- _SOURCE RECORDS_
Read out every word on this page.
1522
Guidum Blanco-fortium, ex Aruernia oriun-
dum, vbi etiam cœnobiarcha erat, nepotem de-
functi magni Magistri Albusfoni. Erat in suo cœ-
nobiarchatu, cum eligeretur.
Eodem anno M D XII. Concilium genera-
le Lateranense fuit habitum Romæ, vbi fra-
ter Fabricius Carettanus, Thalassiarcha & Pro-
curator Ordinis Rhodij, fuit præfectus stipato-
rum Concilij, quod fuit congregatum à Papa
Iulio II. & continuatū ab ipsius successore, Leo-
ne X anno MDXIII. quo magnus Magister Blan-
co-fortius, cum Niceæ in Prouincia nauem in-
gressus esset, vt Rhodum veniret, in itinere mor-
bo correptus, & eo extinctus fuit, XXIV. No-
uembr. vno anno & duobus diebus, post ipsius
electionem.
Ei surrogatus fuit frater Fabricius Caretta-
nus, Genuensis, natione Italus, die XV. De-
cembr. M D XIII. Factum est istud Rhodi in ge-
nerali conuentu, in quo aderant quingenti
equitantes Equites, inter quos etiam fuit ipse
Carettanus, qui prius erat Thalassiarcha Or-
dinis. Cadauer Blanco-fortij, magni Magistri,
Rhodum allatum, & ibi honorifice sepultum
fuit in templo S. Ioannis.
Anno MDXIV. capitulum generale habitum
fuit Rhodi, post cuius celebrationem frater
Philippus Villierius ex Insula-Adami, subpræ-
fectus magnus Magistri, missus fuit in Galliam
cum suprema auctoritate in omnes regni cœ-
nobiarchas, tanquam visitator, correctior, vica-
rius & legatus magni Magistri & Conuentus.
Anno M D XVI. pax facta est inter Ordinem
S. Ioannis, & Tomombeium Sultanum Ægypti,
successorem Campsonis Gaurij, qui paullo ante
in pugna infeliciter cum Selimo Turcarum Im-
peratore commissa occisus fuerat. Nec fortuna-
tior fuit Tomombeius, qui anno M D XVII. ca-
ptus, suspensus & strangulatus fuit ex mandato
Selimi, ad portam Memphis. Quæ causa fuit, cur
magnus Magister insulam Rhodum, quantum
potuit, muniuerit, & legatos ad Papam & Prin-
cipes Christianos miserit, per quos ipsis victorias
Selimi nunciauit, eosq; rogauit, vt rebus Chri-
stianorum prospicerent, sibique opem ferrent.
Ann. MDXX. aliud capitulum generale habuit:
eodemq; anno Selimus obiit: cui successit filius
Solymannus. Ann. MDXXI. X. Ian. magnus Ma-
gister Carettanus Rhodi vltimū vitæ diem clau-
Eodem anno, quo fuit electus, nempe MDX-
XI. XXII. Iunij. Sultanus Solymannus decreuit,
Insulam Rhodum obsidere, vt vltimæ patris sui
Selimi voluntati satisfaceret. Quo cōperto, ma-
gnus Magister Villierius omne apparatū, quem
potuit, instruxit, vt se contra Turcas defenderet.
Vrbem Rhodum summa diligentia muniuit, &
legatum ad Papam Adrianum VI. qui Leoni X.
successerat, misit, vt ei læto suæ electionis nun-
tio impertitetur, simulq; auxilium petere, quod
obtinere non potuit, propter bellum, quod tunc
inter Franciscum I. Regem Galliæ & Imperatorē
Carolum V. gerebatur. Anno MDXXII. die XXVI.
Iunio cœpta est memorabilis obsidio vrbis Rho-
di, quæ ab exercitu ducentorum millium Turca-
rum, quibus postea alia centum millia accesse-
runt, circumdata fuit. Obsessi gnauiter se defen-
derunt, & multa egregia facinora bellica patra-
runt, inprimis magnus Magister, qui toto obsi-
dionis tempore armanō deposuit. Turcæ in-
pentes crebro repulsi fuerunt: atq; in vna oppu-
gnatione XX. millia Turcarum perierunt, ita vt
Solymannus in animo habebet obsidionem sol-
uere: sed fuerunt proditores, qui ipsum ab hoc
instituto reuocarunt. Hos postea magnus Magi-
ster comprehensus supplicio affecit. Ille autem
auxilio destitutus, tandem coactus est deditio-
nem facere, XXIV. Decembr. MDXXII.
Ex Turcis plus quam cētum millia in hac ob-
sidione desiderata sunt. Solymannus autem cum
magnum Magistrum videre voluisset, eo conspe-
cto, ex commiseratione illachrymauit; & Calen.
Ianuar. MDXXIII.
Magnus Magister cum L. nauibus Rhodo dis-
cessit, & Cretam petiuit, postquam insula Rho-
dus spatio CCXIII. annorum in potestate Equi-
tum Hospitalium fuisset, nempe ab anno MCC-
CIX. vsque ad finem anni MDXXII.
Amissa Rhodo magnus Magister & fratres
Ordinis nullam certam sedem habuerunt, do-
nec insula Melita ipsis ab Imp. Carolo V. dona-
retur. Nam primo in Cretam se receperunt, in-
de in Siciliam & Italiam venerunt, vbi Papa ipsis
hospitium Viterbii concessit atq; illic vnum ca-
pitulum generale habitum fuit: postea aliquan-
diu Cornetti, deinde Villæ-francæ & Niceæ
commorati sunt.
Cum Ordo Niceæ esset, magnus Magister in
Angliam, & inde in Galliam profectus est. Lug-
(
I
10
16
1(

- _SHORT EXERCISE_
Extract every line from the records above that contains the word "Blanco".

- _RESULT OF THE EXERCISE_
Guidum Blanco-fortium, ex Aruernia oriun-
dinis. Cadauer Blanco-fortij, magni Magistri,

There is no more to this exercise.